Requirement >>
Look through the data below. Collect every line where the word "panel" occurs.

Provided information >>
==*==

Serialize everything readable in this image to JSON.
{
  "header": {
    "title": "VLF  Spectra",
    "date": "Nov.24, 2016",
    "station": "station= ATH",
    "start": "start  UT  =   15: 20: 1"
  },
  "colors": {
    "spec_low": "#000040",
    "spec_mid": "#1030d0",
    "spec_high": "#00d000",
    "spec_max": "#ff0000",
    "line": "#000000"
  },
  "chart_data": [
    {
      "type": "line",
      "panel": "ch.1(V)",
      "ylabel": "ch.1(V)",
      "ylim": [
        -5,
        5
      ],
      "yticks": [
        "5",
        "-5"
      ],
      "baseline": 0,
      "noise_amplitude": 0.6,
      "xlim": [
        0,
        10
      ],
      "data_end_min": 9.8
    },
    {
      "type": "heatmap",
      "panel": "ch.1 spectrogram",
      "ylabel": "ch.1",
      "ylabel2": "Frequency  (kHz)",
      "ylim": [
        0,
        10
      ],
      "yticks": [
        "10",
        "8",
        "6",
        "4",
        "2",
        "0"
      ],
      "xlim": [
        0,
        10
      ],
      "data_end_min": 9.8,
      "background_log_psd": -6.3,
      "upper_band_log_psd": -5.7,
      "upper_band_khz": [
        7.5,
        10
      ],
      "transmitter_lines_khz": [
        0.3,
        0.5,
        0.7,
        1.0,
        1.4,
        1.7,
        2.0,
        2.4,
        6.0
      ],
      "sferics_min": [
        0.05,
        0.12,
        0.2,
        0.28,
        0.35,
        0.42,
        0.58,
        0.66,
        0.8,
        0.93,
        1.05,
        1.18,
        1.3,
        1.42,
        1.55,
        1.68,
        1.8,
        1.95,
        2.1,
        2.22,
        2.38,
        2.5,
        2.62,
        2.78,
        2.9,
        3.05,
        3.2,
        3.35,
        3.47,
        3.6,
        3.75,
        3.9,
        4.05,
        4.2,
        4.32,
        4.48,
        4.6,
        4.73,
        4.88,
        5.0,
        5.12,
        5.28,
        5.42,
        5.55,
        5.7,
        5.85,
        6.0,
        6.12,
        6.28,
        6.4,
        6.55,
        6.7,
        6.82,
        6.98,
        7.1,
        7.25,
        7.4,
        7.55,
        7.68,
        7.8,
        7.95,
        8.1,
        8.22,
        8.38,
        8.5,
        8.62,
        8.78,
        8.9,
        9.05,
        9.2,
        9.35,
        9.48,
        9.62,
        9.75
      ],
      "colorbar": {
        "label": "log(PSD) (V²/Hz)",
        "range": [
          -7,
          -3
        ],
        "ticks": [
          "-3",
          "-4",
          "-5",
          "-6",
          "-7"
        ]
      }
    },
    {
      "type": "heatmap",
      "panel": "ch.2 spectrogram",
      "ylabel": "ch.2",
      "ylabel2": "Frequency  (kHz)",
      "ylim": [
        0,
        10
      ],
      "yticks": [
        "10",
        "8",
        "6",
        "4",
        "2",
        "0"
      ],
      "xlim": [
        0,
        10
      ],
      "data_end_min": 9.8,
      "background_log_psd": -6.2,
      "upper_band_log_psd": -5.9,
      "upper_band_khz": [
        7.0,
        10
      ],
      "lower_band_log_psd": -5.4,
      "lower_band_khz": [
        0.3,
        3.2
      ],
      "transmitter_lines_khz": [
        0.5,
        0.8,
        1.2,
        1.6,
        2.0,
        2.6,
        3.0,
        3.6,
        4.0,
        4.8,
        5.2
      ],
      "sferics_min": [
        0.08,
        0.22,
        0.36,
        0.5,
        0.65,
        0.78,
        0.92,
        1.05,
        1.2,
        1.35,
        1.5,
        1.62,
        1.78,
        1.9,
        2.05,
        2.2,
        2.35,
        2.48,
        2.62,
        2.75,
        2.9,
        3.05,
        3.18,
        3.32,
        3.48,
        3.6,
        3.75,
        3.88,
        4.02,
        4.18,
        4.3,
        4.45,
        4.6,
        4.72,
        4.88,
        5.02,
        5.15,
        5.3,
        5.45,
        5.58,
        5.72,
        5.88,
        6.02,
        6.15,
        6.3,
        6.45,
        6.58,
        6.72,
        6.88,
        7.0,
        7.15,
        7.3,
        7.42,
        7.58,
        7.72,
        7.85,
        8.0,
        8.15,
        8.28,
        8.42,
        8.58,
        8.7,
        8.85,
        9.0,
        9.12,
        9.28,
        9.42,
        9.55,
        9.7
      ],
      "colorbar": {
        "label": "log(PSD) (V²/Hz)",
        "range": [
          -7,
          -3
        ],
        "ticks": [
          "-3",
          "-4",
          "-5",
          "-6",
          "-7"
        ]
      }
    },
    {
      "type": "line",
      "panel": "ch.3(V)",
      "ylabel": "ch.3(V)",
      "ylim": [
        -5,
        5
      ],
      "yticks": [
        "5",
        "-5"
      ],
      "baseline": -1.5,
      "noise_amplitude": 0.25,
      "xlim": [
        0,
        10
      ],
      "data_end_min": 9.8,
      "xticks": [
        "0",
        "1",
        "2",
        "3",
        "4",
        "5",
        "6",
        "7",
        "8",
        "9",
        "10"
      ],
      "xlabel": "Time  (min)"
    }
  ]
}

==*==

Full output >>
      "panel": "ch.1(V)",
      "panel": "ch.1 spectrogram",
      "panel": "ch.2 spectrogram",
      "panel": "ch.3(V)",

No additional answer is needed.